━━━━━ Dataset records
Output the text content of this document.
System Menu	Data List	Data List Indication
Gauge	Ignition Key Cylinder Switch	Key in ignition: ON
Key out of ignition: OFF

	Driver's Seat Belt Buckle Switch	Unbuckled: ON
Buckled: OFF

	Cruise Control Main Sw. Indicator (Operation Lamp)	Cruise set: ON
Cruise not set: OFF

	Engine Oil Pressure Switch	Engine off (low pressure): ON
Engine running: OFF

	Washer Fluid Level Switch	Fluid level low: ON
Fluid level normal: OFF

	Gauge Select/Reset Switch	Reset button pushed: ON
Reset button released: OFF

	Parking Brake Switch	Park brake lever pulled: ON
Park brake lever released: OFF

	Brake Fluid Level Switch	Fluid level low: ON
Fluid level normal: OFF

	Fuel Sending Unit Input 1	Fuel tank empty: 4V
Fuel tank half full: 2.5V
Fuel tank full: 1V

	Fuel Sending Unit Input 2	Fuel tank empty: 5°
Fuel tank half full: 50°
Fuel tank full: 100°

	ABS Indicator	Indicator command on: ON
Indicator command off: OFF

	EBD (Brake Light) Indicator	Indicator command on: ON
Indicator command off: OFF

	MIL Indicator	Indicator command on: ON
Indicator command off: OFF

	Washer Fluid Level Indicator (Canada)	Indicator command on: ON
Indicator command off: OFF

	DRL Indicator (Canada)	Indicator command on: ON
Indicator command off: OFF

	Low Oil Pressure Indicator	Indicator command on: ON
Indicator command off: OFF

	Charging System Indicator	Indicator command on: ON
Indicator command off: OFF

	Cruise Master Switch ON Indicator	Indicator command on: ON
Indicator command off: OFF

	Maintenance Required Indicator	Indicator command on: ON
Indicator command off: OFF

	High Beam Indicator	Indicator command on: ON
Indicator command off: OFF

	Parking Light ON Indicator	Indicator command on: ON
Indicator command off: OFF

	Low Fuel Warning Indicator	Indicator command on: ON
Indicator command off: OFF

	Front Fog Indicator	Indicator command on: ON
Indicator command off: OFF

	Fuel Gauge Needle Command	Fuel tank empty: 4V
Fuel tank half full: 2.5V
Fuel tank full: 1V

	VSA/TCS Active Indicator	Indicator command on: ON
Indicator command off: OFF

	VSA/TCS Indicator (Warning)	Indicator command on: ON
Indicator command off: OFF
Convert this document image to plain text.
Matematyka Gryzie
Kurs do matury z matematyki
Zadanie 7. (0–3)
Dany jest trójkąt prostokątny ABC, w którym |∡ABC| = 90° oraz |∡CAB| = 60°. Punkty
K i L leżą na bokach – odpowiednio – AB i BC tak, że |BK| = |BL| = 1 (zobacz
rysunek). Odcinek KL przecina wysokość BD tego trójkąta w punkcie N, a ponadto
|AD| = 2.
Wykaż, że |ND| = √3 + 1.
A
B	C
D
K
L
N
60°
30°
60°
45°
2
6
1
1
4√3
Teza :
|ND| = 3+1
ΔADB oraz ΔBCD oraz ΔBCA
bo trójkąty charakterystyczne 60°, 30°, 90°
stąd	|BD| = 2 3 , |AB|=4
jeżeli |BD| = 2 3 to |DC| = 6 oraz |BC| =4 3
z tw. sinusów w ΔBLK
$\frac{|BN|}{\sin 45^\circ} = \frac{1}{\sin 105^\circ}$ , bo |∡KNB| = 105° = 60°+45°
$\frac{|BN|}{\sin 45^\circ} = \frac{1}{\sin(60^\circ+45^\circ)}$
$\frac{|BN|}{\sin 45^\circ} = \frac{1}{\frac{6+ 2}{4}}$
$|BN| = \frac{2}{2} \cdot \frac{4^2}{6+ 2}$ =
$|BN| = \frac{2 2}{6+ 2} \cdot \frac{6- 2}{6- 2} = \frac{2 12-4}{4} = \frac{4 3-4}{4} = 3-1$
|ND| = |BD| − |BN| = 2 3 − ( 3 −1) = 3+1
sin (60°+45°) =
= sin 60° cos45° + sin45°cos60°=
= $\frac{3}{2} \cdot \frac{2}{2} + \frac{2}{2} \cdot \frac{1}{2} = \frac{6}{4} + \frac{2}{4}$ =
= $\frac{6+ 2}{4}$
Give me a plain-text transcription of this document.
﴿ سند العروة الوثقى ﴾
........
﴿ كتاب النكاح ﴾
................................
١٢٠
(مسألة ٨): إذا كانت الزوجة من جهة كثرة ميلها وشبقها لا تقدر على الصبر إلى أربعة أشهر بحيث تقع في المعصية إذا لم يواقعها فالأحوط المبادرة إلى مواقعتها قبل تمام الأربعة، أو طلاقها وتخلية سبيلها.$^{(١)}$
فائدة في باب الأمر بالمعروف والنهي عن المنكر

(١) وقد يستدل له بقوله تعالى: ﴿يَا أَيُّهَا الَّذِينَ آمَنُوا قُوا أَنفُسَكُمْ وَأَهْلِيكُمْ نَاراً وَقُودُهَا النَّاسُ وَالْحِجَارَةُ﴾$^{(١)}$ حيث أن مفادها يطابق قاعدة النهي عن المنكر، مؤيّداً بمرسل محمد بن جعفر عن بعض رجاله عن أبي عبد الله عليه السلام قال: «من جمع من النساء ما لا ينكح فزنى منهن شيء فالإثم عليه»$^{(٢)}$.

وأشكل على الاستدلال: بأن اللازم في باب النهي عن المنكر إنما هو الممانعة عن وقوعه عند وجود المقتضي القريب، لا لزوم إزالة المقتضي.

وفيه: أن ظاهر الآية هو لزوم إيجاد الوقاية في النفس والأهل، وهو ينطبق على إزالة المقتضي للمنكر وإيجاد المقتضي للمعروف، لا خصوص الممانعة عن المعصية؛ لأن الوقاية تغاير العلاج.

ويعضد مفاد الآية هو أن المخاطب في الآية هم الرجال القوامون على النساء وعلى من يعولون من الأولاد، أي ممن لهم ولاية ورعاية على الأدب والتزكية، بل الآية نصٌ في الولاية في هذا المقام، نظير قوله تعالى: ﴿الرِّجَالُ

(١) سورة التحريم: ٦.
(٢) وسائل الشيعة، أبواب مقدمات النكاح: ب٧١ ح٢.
━━━━━━━━━━
→ Task description
Search the data above for the word "الممانعة", then gather each line in which it appears.

→ Full output
وأشكل على الاستدلال: بأن اللازم في باب النهي عن المنكر إنما هو الممانعة عن وقوعه عند وجود المقتضي القريب، لا لزوم إزالة المقتضي.
وفيه: أن ظاهر الآية هو لزوم إيجاد الوقاية في النفس والأهل، وهو ينطبق على إزالة المقتضي للمنكر وإيجاد المقتضي للمعروف، لا خصوص الممانعة عن المعصية؛ لأن الوقاية تغاير العلاج.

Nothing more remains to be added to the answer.